• Problem requirements
Pick out each line below containing "Ecology".

• Exercise materials
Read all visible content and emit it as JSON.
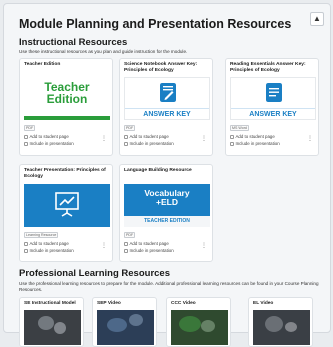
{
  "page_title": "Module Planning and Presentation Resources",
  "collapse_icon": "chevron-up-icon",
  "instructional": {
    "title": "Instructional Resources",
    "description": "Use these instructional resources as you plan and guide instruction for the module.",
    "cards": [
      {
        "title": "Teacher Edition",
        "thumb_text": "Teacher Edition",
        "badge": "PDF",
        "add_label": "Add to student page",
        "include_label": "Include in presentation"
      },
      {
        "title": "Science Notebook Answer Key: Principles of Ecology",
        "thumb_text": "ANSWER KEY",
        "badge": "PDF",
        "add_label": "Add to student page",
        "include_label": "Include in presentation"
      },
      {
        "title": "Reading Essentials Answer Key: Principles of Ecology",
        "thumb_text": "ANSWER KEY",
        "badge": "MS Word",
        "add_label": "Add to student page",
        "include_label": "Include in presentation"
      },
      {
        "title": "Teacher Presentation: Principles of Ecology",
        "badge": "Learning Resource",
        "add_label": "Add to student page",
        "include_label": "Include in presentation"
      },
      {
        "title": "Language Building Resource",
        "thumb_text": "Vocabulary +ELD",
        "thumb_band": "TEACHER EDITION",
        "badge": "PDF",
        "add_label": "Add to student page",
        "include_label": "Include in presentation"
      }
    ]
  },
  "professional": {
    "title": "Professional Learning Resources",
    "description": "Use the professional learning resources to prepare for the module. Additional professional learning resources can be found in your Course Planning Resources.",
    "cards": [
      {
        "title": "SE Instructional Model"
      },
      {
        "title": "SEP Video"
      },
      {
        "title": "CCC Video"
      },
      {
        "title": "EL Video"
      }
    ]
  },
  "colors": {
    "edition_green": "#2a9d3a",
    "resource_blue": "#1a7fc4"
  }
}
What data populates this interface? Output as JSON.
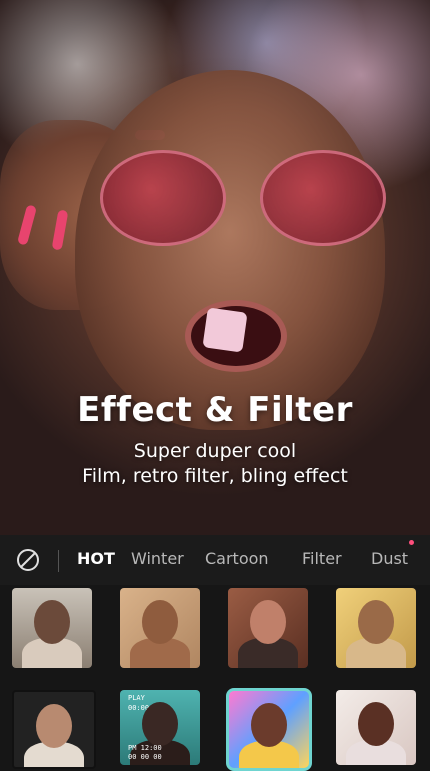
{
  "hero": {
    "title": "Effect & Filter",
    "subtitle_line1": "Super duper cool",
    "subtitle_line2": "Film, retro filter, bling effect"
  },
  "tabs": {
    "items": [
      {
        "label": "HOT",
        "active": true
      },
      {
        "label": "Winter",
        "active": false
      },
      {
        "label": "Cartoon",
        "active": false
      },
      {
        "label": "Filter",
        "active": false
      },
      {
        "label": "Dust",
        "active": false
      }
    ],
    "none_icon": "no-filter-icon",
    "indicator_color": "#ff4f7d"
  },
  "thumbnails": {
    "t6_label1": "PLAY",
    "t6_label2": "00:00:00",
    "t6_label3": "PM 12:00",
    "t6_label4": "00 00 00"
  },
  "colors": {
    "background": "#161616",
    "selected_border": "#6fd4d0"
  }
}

• Task output
        "title": "Science Notebook Answer Key: Principles of Ecology",
        "title": "Reading Essentials Answer Key: Principles of Ecology",
        "title": "Teacher Presentation: Principles of Ecology",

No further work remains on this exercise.